Copy the data below line for line, keeping every character unchanged.

- Material provided
=-=-=

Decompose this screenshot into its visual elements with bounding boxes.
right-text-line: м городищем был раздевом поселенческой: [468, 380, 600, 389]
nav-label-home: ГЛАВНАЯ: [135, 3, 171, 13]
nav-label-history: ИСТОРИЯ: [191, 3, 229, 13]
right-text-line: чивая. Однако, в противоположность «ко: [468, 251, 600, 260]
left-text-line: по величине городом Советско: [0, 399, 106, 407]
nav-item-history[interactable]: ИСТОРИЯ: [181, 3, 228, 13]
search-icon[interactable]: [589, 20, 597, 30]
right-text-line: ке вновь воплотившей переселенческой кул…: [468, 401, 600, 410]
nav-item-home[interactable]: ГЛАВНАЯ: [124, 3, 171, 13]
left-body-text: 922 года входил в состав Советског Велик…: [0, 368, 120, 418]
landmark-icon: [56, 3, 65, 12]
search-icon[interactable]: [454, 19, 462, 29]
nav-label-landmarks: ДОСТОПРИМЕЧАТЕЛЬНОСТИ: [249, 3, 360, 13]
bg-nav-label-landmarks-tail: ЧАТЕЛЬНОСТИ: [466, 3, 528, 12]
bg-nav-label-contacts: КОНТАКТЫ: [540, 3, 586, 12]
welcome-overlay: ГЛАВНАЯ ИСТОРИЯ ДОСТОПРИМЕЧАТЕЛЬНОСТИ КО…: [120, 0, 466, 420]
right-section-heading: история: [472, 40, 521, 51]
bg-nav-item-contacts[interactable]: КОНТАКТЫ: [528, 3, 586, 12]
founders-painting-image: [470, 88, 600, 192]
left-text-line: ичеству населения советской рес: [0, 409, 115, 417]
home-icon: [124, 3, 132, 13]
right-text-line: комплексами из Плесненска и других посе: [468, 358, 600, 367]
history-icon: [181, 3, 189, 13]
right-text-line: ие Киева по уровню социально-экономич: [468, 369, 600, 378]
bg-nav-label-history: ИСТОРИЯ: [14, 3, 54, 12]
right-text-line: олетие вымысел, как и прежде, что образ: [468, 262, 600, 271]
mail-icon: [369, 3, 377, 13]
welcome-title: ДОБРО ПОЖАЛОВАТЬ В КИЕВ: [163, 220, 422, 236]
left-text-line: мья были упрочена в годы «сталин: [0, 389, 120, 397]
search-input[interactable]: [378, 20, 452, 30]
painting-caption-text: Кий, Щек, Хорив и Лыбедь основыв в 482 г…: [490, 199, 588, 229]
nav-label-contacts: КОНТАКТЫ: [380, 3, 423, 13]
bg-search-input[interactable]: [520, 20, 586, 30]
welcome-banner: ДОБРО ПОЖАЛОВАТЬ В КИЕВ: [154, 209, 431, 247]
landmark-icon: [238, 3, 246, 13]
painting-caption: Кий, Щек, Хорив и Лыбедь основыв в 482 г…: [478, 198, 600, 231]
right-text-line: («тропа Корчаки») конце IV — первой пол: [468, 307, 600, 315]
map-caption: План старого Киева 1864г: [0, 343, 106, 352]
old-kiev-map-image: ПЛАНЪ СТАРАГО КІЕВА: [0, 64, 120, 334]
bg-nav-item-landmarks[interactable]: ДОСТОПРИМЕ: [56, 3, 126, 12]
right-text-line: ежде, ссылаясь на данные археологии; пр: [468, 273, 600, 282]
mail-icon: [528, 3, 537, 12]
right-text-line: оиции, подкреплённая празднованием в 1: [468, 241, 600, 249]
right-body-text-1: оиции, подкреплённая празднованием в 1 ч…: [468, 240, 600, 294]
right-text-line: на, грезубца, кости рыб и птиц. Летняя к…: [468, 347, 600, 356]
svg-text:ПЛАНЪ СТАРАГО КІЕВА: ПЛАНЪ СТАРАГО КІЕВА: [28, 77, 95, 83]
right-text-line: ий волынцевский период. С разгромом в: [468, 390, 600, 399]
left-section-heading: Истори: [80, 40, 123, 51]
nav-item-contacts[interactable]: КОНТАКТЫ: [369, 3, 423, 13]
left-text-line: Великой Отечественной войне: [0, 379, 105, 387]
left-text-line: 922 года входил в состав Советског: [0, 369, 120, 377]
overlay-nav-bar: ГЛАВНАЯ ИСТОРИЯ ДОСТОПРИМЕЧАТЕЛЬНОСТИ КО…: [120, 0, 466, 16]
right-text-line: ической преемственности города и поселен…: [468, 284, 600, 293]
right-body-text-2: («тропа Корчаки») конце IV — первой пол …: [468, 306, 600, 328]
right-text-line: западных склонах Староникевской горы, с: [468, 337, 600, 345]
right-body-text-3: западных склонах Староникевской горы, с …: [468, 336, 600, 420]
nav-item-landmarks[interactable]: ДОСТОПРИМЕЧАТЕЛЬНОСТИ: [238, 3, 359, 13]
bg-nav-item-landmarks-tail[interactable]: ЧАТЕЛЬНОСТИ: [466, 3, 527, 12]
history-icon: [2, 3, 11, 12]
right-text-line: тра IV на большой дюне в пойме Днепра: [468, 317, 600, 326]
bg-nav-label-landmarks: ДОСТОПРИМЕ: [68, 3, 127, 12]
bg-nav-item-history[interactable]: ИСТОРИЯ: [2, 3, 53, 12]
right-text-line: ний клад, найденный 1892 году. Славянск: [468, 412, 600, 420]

=-=-=

- Output of the exercise
Decompose this screenshot into its visual elements with bounding boxes.
right-text-line: м городищем был раздевом поселенческой: [468, 380, 600, 389]
nav-label-home: ГЛАВНАЯ: [135, 3, 171, 13]
nav-label-history: ИСТОРИЯ: [191, 3, 229, 13]
right-text-line: чивая. Однако, в противоположность «ко: [468, 251, 600, 260]
left-text-line: по величине городом Советско: [0, 399, 106, 407]
nav-item-history[interactable]: ИСТОРИЯ: [181, 3, 228, 13]
search-icon[interactable]: [589, 20, 597, 30]
right-text-line: ке вновь воплотившей переселенческой кул…: [468, 401, 600, 410]
nav-item-home[interactable]: ГЛАВНАЯ: [124, 3, 171, 13]
left-body-text: 922 года входил в состав Советског Велик…: [0, 368, 120, 418]
landmark-icon: [56, 3, 65, 12]
search-icon[interactable]: [454, 19, 462, 29]
nav-label-landmarks: ДОСТОПРИМЕЧАТЕЛЬНОСТИ: [249, 3, 360, 13]
bg-nav-label-landmarks-tail: ЧАТЕЛЬНОСТИ: [466, 3, 528, 12]
bg-nav-label-contacts: КОНТАКТЫ: [540, 3, 586, 12]
welcome-overlay: ГЛАВНАЯ ИСТОРИЯ ДОСТОПРИМЕЧАТЕЛЬНОСТИ КО…: [120, 0, 466, 420]
right-section-heading: история: [472, 40, 521, 51]
bg-nav-item-contacts[interactable]: КОНТАКТЫ: [528, 3, 586, 12]
founders-painting-image: [470, 88, 600, 192]
left-text-line: ичеству населения советской рес: [0, 409, 115, 417]
home-icon: [124, 3, 132, 13]
right-text-line: комплексами из Плесненска и других посе: [468, 358, 600, 367]
history-icon: [181, 3, 189, 13]
right-text-line: ие Киева по уровню социально-экономич: [468, 369, 600, 378]
bg-nav-label-history: ИСТОРИЯ: [14, 3, 54, 12]
right-text-line: олетие вымысел, как и прежде, что образ: [468, 262, 600, 271]
mail-icon: [369, 3, 377, 13]
welcome-title: ДОБРО ПОЖАЛОВАТЬ В КИЕВ: [163, 220, 422, 236]
left-text-line: мья были упрочена в годы «сталин: [0, 389, 120, 397]
search-input[interactable]: [378, 20, 452, 30]
painting-caption-text: Кий, Щек, Хорив и Лыбедь основыв в 482 г…: [490, 199, 588, 229]
nav-label-contacts: КОНТАКТЫ: [380, 3, 423, 13]
bg-search-input[interactable]: [520, 20, 586, 30]
welcome-banner: ДОБРО ПОЖАЛОВАТЬ В КИЕВ: [154, 209, 431, 247]
landmark-icon: [238, 3, 246, 13]
painting-caption: Кий, Щек, Хорив и Лыбедь основыв в 482 г…: [478, 198, 600, 231]
right-text-line: («тропа Корчаки») конце IV — первой пол: [468, 307, 600, 315]
map-caption: План старого Киева 1864г: [0, 343, 106, 352]
old-kiev-map-image: ПЛАНЪ СТАРАГО КІЕВА: [0, 64, 120, 334]
bg-nav-item-landmarks[interactable]: ДОСТОПРИМЕ: [56, 3, 126, 12]
right-text-line: ежде, ссылаясь на данные археологии; пр: [468, 273, 600, 282]
mail-icon: [528, 3, 537, 12]
right-text-line: оиции, подкреплённая празднованием в 1: [468, 241, 600, 249]
right-body-text-1: оиции, подкреплённая празднованием в 1 ч…: [468, 240, 600, 294]
right-text-line: на, грезубца, кости рыб и птиц. Летняя к…: [468, 347, 600, 356]
svg-text:ПЛАНЪ СТАРАГО КІЕВА: ПЛАНЪ СТАРАГО КІЕВА: [28, 77, 95, 83]
right-text-line: ий волынцевский период. С разгромом в: [468, 390, 600, 399]
left-section-heading: Истори: [80, 40, 123, 51]
nav-item-contacts[interactable]: КОНТАКТЫ: [369, 3, 423, 13]
left-text-line: Великой Отечественной войне: [0, 379, 105, 387]
left-text-line: 922 года входил в состав Советског: [0, 369, 120, 377]
overlay-nav-bar: ГЛАВНАЯ ИСТОРИЯ ДОСТОПРИМЕЧАТЕЛЬНОСТИ КО…: [120, 0, 466, 16]
right-text-line: ической преемственности города и поселен…: [468, 284, 600, 293]
right-body-text-2: («тропа Корчаки») конце IV — первой пол …: [468, 306, 600, 328]
right-text-line: западных склонах Староникевской горы, с: [468, 337, 600, 345]
right-body-text-3: западных склонах Староникевской горы, с …: [468, 336, 600, 420]
nav-item-landmarks[interactable]: ДОСТОПРИМЕЧАТЕЛЬНОСТИ: [238, 3, 359, 13]
bg-nav-item-landmarks-tail[interactable]: ЧАТЕЛЬНОСТИ: [466, 3, 527, 12]
history-icon: [2, 3, 11, 12]
right-text-line: тра IV на большой дюне в пойме Днепра: [468, 317, 600, 326]
bg-nav-label-landmarks: ДОСТОПРИМЕ: [68, 3, 127, 12]
bg-nav-item-history[interactable]: ИСТОРИЯ: [2, 3, 53, 12]
right-text-line: ний клад, найденный 1892 году. Славянск: [468, 412, 600, 420]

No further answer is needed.